**TASK REQUIREMENTS:** The data below must be copied in full and without any change.

**Items from a data source:**
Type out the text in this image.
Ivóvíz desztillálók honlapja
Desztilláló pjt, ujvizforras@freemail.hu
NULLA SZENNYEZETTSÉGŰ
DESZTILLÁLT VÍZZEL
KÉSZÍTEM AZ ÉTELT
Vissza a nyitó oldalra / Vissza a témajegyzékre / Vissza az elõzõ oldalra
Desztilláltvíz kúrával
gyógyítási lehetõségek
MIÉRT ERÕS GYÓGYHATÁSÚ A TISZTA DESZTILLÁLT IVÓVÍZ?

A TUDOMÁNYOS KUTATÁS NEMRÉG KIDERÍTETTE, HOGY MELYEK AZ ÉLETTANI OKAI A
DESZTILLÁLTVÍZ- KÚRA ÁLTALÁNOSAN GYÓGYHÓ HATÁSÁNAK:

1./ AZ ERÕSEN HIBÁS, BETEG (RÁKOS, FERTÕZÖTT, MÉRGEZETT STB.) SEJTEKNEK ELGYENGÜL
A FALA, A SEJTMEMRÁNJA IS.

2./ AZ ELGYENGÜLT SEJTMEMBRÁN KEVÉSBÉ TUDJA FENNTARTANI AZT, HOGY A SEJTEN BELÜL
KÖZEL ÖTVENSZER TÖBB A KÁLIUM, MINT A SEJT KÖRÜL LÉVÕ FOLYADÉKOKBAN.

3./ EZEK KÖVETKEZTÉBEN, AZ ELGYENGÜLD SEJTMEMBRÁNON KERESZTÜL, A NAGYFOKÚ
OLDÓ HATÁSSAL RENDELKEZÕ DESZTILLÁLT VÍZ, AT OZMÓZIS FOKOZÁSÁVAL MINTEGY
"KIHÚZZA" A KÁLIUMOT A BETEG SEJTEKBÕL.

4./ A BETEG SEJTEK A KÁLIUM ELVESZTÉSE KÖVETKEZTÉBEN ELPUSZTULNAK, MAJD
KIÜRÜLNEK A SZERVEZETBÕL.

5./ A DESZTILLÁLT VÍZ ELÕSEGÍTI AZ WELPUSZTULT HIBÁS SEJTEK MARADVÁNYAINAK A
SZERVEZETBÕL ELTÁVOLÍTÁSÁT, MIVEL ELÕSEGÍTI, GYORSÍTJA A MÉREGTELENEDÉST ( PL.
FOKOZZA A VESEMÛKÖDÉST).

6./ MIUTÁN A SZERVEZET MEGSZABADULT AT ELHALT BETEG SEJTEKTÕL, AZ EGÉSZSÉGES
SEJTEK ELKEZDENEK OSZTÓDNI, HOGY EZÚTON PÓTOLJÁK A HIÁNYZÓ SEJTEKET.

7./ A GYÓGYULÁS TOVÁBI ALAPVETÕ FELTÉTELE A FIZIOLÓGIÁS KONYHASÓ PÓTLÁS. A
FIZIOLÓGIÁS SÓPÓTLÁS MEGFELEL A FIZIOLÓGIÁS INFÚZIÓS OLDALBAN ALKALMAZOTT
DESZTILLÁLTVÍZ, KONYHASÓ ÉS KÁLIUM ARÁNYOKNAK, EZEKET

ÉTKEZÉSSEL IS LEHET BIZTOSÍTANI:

**OUTPUT:**
Type out the text in this image.
Ivóvíz desztillálók honlapja
Desztilláló pjt, ujvizforras@freemail.hu
NULLA SZENNYEZETTSÉGŰ
DESZTILLÁLT VÍZZEL
KÉSZÍTEM AZ ÉTELT
Vissza a nyitó oldalra / Vissza a témajegyzékre / Vissza az elõzõ oldalra
Desztilláltvíz kúrával
gyógyítási lehetõségek
MIÉRT ERÕS GYÓGYHATÁSÚ A TISZTA DESZTILLÁLT IVÓVÍZ?

A TUDOMÁNYOS KUTATÁS NEMRÉG KIDERÍTETTE, HOGY MELYEK AZ ÉLETTANI OKAI A
DESZTILLÁLTVÍZ- KÚRA ÁLTALÁNOSAN GYÓGYHÓ HATÁSÁNAK:

1./ AZ ERÕSEN HIBÁS, BETEG (RÁKOS, FERTÕZÖTT, MÉRGEZETT STB.) SEJTEKNEK ELGYENGÜL
A FALA, A SEJTMEMRÁNJA IS.

2./ AZ ELGYENGÜLT SEJTMEMBRÁN KEVÉSBÉ TUDJA FENNTARTANI AZT, HOGY A SEJTEN BELÜL
KÖZEL ÖTVENSZER TÖBB A KÁLIUM, MINT A SEJT KÖRÜL LÉVÕ FOLYADÉKOKBAN.

3./ EZEK KÖVETKEZTÉBEN, AZ ELGYENGÜLD SEJTMEMBRÁNON KERESZTÜL, A NAGYFOKÚ
OLDÓ HATÁSSAL RENDELKEZÕ DESZTILLÁLT VÍZ, AT OZMÓZIS FOKOZÁSÁVAL MINTEGY
"KIHÚZZA" A KÁLIUMOT A BETEG SEJTEKBÕL.

4./ A BETEG SEJTEK A KÁLIUM ELVESZTÉSE KÖVETKEZTÉBEN ELPUSZTULNAK, MAJD
KIÜRÜLNEK A SZERVEZETBÕL.

5./ A DESZTILLÁLT VÍZ ELÕSEGÍTI AZ WELPUSZTULT HIBÁS SEJTEK MARADVÁNYAINAK A
SZERVEZETBÕL ELTÁVOLÍTÁSÁT, MIVEL ELÕSEGÍTI, GYORSÍTJA A MÉREGTELENEDÉST ( PL.
FOKOZZA A VESEMÛKÖDÉST).

6./ MIUTÁN A SZERVEZET MEGSZABADULT AT ELHALT BETEG SEJTEKTÕL, AZ EGÉSZSÉGES
SEJTEK ELKEZDENEK OSZTÓDNI, HOGY EZÚTON PÓTOLJÁK A HIÁNYZÓ SEJTEKET.

7./ A GYÓGYULÁS TOVÁBI ALAPVETÕ FELTÉTELE A FIZIOLÓGIÁS KONYHASÓ PÓTLÁS. A
FIZIOLÓGIÁS SÓPÓTLÁS MEGFELEL A FIZIOLÓGIÁS INFÚZIÓS OLDALBAN ALKALMAZOTT
DESZTILLÁLTVÍZ, KONYHASÓ ÉS KÁLIUM ARÁNYOKNAK, EZEKET

ÉTKEZÉSSEL IS LEHET BIZTOSÍTANI:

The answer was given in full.